Prompt: Word for word, copy all the data and drop the pictures.

(A block of data)
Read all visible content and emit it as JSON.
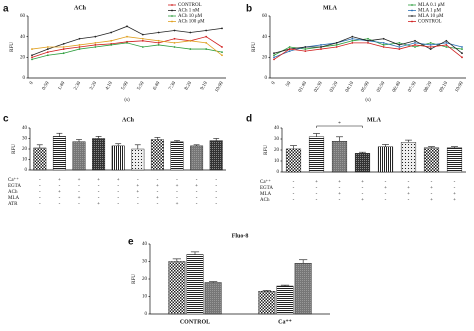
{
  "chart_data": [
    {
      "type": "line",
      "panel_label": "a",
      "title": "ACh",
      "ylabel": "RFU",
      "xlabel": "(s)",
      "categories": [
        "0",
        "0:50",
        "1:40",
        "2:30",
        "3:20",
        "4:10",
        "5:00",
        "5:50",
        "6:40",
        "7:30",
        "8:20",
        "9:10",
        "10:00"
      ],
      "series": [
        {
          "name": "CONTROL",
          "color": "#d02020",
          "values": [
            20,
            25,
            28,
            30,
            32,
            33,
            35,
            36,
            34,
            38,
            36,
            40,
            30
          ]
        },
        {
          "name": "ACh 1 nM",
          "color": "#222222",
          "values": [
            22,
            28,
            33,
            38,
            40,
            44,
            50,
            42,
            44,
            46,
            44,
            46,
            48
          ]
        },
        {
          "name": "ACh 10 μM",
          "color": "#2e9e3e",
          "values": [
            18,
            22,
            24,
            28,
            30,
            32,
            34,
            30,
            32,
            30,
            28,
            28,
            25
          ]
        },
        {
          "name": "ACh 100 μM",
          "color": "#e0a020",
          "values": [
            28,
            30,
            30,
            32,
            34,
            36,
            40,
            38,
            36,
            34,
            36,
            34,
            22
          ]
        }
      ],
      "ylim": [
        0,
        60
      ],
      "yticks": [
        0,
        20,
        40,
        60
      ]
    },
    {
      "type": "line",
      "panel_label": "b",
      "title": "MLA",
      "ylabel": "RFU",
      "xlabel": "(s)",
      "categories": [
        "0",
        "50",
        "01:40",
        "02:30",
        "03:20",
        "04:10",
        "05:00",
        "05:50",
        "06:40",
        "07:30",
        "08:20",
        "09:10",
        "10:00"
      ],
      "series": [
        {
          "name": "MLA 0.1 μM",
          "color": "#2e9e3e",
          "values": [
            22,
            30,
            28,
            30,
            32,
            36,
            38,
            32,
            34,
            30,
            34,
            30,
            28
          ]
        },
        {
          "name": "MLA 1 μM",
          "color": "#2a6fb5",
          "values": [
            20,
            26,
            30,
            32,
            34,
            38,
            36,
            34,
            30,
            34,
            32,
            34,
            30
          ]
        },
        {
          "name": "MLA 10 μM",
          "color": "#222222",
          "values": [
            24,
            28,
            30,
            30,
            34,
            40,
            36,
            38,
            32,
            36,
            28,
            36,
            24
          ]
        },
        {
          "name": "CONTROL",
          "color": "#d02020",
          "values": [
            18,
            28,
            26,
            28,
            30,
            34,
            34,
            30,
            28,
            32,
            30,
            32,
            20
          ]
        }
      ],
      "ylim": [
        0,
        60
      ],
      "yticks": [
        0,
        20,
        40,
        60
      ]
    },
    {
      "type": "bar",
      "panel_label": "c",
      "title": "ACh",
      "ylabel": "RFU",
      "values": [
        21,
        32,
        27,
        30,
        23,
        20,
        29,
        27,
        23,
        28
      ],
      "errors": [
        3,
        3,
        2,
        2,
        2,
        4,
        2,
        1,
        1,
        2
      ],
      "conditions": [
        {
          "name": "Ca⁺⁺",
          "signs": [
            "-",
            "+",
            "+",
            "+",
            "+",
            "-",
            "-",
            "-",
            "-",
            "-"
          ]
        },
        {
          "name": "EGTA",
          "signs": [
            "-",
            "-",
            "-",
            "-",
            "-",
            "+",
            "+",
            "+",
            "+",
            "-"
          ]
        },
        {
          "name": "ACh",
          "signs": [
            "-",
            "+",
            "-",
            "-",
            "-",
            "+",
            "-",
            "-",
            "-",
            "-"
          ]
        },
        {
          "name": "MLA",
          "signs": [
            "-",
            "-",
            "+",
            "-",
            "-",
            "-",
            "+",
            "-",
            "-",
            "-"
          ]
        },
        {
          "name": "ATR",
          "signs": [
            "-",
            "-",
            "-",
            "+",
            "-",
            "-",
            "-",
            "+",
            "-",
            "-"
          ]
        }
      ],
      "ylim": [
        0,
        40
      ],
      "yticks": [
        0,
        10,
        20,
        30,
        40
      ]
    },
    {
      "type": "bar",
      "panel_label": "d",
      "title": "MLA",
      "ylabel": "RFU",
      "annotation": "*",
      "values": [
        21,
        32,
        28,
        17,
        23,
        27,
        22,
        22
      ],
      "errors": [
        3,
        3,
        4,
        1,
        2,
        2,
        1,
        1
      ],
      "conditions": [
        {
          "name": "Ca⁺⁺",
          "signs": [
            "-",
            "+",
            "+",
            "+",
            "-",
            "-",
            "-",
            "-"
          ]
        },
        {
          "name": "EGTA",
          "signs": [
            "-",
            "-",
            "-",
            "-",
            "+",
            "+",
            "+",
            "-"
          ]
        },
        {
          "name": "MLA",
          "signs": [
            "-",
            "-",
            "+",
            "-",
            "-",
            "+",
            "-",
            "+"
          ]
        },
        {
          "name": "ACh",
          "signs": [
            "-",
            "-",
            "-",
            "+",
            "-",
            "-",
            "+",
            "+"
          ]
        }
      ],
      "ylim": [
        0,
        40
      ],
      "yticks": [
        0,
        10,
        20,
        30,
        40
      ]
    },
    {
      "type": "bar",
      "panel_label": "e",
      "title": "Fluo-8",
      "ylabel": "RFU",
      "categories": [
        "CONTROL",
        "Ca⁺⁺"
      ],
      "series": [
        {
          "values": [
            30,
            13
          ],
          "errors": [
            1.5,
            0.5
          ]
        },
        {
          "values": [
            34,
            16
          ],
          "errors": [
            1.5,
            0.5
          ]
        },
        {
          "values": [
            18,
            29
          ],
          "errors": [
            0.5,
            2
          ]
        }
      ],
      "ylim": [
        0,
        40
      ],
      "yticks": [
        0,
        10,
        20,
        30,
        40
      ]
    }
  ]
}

Result of the exercise:
Read all visible content and emit it as JSON.
{
  "chart_data": [
    {
      "type": "line",
      "panel_label": "a",
      "title": "ACh",
      "ylabel": "RFU",
      "xlabel": "(s)",
      "categories": [
        "0",
        "0:50",
        "1:40",
        "2:30",
        "3:20",
        "4:10",
        "5:00",
        "5:50",
        "6:40",
        "7:30",
        "8:20",
        "9:10",
        "10:00"
      ],
      "series": [
        {
          "name": "CONTROL",
          "color": "#d02020",
          "values": [
            20,
            25,
            28,
            30,
            32,
            33,
            35,
            36,
            34,
            38,
            36,
            40,
            30
          ]
        },
        {
          "name": "ACh 1 nM",
          "color": "#222222",
          "values": [
            22,
            28,
            33,
            38,
            40,
            44,
            50,
            42,
            44,
            46,
            44,
            46,
            48
          ]
        },
        {
          "name": "ACh 10 μM",
          "color": "#2e9e3e",
          "values": [
            18,
            22,
            24,
            28,
            30,
            32,
            34,
            30,
            32,
            30,
            28,
            28,
            25
          ]
        },
        {
          "name": "ACh 100 μM",
          "color": "#e0a020",
          "values": [
            28,
            30,
            30,
            32,
            34,
            36,
            40,
            38,
            36,
            34,
            36,
            34,
            22
          ]
        }
      ],
      "ylim": [
        0,
        60
      ],
      "yticks": [
        0,
        20,
        40,
        60
      ]
    },
    {
      "type": "line",
      "panel_label": "b",
      "title": "MLA",
      "ylabel": "RFU",
      "xlabel": "(s)",
      "categories": [
        "0",
        "50",
        "01:40",
        "02:30",
        "03:20",
        "04:10",
        "05:00",
        "05:50",
        "06:40",
        "07:30",
        "08:20",
        "09:10",
        "10:00"
      ],
      "series": [
        {
          "name": "MLA 0.1 μM",
          "color": "#2e9e3e",
          "values": [
            22,
            30,
            28,
            30,
            32,
            36,
            38,
            32,
            34,
            30,
            34,
            30,
            28
          ]
        },
        {
          "name": "MLA 1 μM",
          "color": "#2a6fb5",
          "values": [
            20,
            26,
            30,
            32,
            34,
            38,
            36,
            34,
            30,
            34,
            32,
            34,
            30
          ]
        },
        {
          "name": "MLA 10 μM",
          "color": "#222222",
          "values": [
            24,
            28,
            30,
            30,
            34,
            40,
            36,
            38,
            32,
            36,
            28,
            36,
            24
          ]
        },
        {
          "name": "CONTROL",
          "color": "#d02020",
          "values": [
            18,
            28,
            26,
            28,
            30,
            34,
            34,
            30,
            28,
            32,
            30,
            32,
            20
          ]
        }
      ],
      "ylim": [
        0,
        60
      ],
      "yticks": [
        0,
        20,
        40,
        60
      ]
    },
    {
      "type": "bar",
      "panel_label": "c",
      "title": "ACh",
      "ylabel": "RFU",
      "values": [
        21,
        32,
        27,
        30,
        23,
        20,
        29,
        27,
        23,
        28
      ],
      "errors": [
        3,
        3,
        2,
        2,
        2,
        4,
        2,
        1,
        1,
        2
      ],
      "conditions": [
        {
          "name": "Ca⁺⁺",
          "signs": [
            "-",
            "+",
            "+",
            "+",
            "+",
            "-",
            "-",
            "-",
            "-",
            "-"
          ]
        },
        {
          "name": "EGTA",
          "signs": [
            "-",
            "-",
            "-",
            "-",
            "-",
            "+",
            "+",
            "+",
            "+",
            "-"
          ]
        },
        {
          "name": "ACh",
          "signs": [
            "-",
            "+",
            "-",
            "-",
            "-",
            "+",
            "-",
            "-",
            "-",
            "-"
          ]
        },
        {
          "name": "MLA",
          "signs": [
            "-",
            "-",
            "+",
            "-",
            "-",
            "-",
            "+",
            "-",
            "-",
            "-"
          ]
        },
        {
          "name": "ATR",
          "signs": [
            "-",
            "-",
            "-",
            "+",
            "-",
            "-",
            "-",
            "+",
            "-",
            "-"
          ]
        }
      ],
      "ylim": [
        0,
        40
      ],
      "yticks": [
        0,
        10,
        20,
        30,
        40
      ]
    },
    {
      "type": "bar",
      "panel_label": "d",
      "title": "MLA",
      "ylabel": "RFU",
      "annotation": "*",
      "values": [
        21,
        32,
        28,
        17,
        23,
        27,
        22,
        22
      ],
      "errors": [
        3,
        3,
        4,
        1,
        2,
        2,
        1,
        1
      ],
      "conditions": [
        {
          "name": "Ca⁺⁺",
          "signs": [
            "-",
            "+",
            "+",
            "+",
            "-",
            "-",
            "-",
            "-"
          ]
        },
        {
          "name": "EGTA",
          "signs": [
            "-",
            "-",
            "-",
            "-",
            "+",
            "+",
            "+",
            "-"
          ]
        },
        {
          "name": "MLA",
          "signs": [
            "-",
            "-",
            "+",
            "-",
            "-",
            "+",
            "-",
            "+"
          ]
        },
        {
          "name": "ACh",
          "signs": [
            "-",
            "-",
            "-",
            "+",
            "-",
            "-",
            "+",
            "+"
          ]
        }
      ],
      "ylim": [
        0,
        40
      ],
      "yticks": [
        0,
        10,
        20,
        30,
        40
      ]
    },
    {
      "type": "bar",
      "panel_label": "e",
      "title": "Fluo-8",
      "ylabel": "RFU",
      "categories": [
        "CONTROL",
        "Ca⁺⁺"
      ],
      "series": [
        {
          "values": [
            30,
            13
          ],
          "errors": [
            1.5,
            0.5
          ]
        },
        {
          "values": [
            34,
            16
          ],
          "errors": [
            1.5,
            0.5
          ]
        },
        {
          "values": [
            18,
            29
          ],
          "errors": [
            0.5,
            2
          ]
        }
      ],
      "ylim": [
        0,
        40
      ],
      "yticks": [
        0,
        10,
        20,
        30,
        40
      ]
    }
  ]
}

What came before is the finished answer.